• [Input rows]
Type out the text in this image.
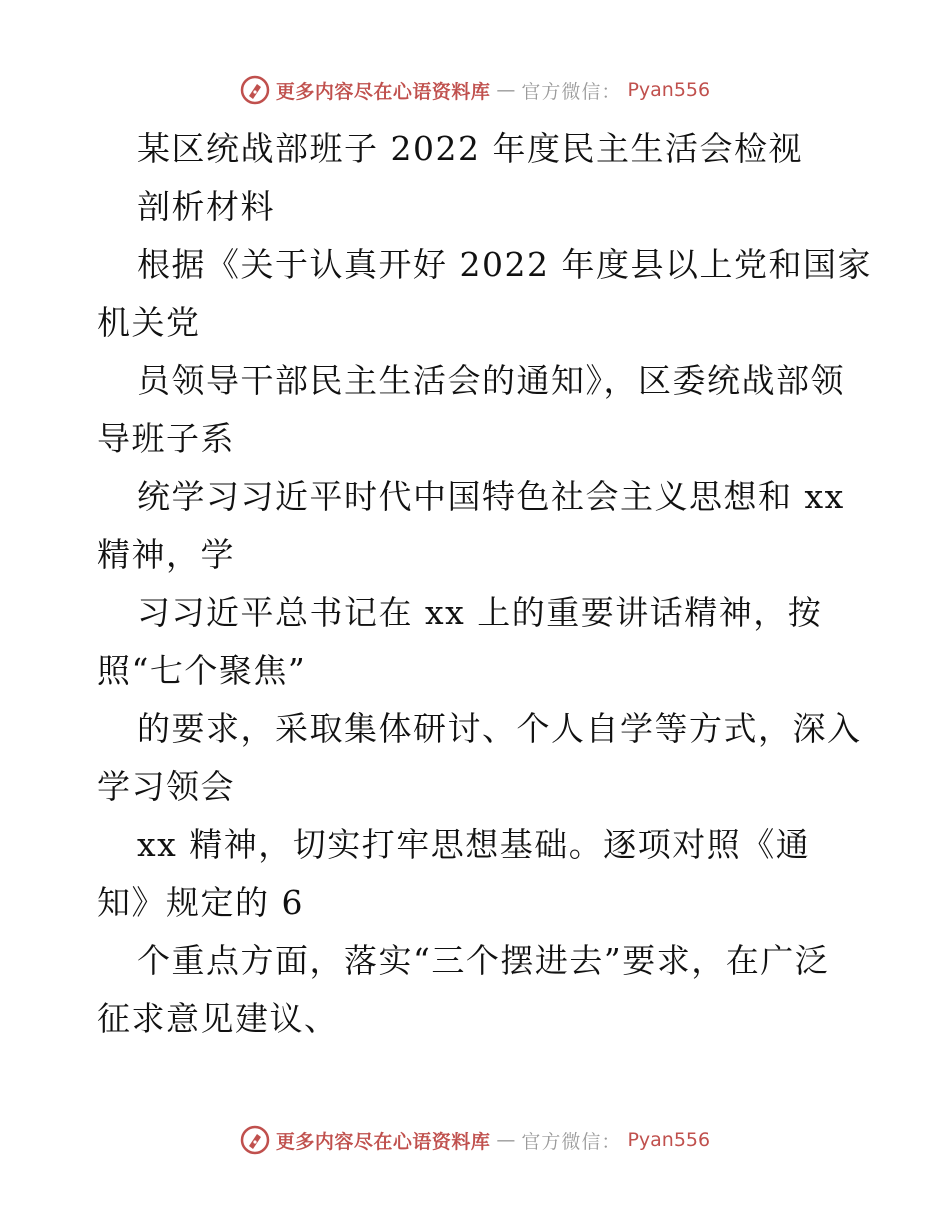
更多内容尽在心语资料库 — 官方微信： Pyan556
某区统战部班子 2022 年度民主生活会检视
剖析材料
根据《关于认真开好 2022 年度县以上党和国家
机关党
员领导干部民主生活会的通知》，区委统战部领
导班子系
统学习习近平时代中国特色社会主义思想和 xx
精神，学
习习近平总书记在 xx 上的重要讲话精神，按
照“七个聚焦”
的要求，采取集体研讨、个人自学等方式，深入
学习领会
xx 精神，切实打牢思想基础。逐项对照《通
知》规定的 6
个重点方面，落实“三个摆进去”要求，在广泛
征求意见建议、
更多内容尽在心语资料库 — 官方微信： Pyan556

• [Task statement]
Repeat verbatim all the material, but not the pictures.

• [Result]
Type out the text in this image.
更多内容尽在心语资料库 — 官方微信： Pyan556
某区统战部班子 2022 年度民主生活会检视
剖析材料
根据《关于认真开好 2022 年度县以上党和国家
机关党
员领导干部民主生活会的通知》，区委统战部领
导班子系
统学习习近平时代中国特色社会主义思想和 xx
精神，学
习习近平总书记在 xx 上的重要讲话精神，按
照“七个聚焦”
的要求，采取集体研讨、个人自学等方式，深入
学习领会
xx 精神，切实打牢思想基础。逐项对照《通
知》规定的 6
个重点方面，落实“三个摆进去”要求，在广泛
征求意见建议、
更多内容尽在心语资料库 — 官方微信： Pyan556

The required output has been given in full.